⟨

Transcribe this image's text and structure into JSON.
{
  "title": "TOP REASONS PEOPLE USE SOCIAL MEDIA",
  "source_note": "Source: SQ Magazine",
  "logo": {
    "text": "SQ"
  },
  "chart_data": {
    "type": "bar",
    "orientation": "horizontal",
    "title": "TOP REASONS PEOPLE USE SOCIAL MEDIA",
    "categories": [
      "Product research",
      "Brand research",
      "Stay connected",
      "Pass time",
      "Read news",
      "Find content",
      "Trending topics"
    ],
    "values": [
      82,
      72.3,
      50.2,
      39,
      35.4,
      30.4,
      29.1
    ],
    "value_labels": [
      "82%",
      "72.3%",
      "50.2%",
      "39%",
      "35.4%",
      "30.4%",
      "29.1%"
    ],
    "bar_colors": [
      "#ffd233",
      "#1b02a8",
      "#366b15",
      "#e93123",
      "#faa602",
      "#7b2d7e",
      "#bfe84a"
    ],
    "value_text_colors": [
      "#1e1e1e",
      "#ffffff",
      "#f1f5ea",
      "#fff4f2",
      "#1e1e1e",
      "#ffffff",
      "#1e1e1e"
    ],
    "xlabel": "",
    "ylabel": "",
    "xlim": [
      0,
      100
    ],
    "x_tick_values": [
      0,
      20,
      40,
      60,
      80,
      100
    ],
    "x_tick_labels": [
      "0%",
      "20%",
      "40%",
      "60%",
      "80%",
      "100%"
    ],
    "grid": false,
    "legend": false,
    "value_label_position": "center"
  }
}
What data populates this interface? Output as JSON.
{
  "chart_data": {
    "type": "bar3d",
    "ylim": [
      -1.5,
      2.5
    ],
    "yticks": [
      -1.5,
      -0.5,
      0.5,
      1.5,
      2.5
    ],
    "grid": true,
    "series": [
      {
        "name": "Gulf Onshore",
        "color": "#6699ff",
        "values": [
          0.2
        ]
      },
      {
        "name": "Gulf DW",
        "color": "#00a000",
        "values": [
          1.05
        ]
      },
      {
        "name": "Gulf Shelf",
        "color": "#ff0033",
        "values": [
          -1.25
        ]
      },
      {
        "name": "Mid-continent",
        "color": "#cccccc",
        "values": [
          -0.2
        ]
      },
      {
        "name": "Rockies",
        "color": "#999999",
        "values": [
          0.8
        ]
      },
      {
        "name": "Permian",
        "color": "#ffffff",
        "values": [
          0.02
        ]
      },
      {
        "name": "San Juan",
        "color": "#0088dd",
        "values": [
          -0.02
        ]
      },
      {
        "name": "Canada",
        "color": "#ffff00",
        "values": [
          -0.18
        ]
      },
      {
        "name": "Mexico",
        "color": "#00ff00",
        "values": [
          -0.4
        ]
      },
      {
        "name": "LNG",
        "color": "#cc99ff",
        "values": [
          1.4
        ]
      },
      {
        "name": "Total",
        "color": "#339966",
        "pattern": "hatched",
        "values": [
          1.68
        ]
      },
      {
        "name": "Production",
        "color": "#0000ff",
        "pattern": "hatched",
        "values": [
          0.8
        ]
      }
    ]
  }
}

⟩

- **The problem**
Restate the whole listing exactly, leaving out nothing.

- **Response to the exercise**
Transcribe this image's text and structure into JSON.
{
  "title": "TOP REASONS PEOPLE USE SOCIAL MEDIA",
  "source_note": "Source: SQ Magazine",
  "logo": {
    "text": "SQ"
  },
  "chart_data": {
    "type": "bar",
    "orientation": "horizontal",
    "title": "TOP REASONS PEOPLE USE SOCIAL MEDIA",
    "categories": [
      "Product research",
      "Brand research",
      "Stay connected",
      "Pass time",
      "Read news",
      "Find content",
      "Trending topics"
    ],
    "values": [
      82,
      72.3,
      50.2,
      39,
      35.4,
      30.4,
      29.1
    ],
    "value_labels": [
      "82%",
      "72.3%",
      "50.2%",
      "39%",
      "35.4%",
      "30.4%",
      "29.1%"
    ],
    "bar_colors": [
      "#ffd233",
      "#1b02a8",
      "#366b15",
      "#e93123",
      "#faa602",
      "#7b2d7e",
      "#bfe84a"
    ],
    "value_text_colors": [
      "#1e1e1e",
      "#ffffff",
      "#f1f5ea",
      "#fff4f2",
      "#1e1e1e",
      "#ffffff",
      "#1e1e1e"
    ],
    "xlabel": "",
    "ylabel": "",
    "xlim": [
      0,
      100
    ],
    "x_tick_values": [
      0,
      20,
      40,
      60,
      80,
      100
    ],
    "x_tick_labels": [
      "0%",
      "20%",
      "40%",
      "60%",
      "80%",
      "100%"
    ],
    "grid": false,
    "legend": false,
    "value_label_position": "center"
  }
}
What data populates this interface? Output as JSON.
{
  "chart_data": {
    "type": "bar3d",
    "ylim": [
      -1.5,
      2.5
    ],
    "yticks": [
      -1.5,
      -0.5,
      0.5,
      1.5,
      2.5
    ],
    "grid": true,
    "series": [
      {
        "name": "Gulf Onshore",
        "color": "#6699ff",
        "values": [
          0.2
        ]
      },
      {
        "name": "Gulf DW",
        "color": "#00a000",
        "values": [
          1.05
        ]
      },
      {
        "name": "Gulf Shelf",
        "color": "#ff0033",
        "values": [
          -1.25
        ]
      },
      {
        "name": "Mid-continent",
        "color": "#cccccc",
        "values": [
          -0.2
        ]
      },
      {
        "name": "Rockies",
        "color": "#999999",
        "values": [
          0.8
        ]
      },
      {
        "name": "Permian",
        "color": "#ffffff",
        "values": [
          0.02
        ]
      },
      {
        "name": "San Juan",
        "color": "#0088dd",
        "values": [
          -0.02
        ]
      },
      {
        "name": "Canada",
        "color": "#ffff00",
        "values": [
          -0.18
        ]
      },
      {
        "name": "Mexico",
        "color": "#00ff00",
        "values": [
          -0.4
        ]
      },
      {
        "name": "LNG",
        "color": "#cc99ff",
        "values": [
          1.4
        ]
      },
      {
        "name": "Total",
        "color": "#339966",
        "pattern": "hatched",
        "values": [
          1.68
        ]
      },
      {
        "name": "Production",
        "color": "#0000ff",
        "pattern": "hatched",
        "values": [
          0.8
        ]
      }
    ]
  }
}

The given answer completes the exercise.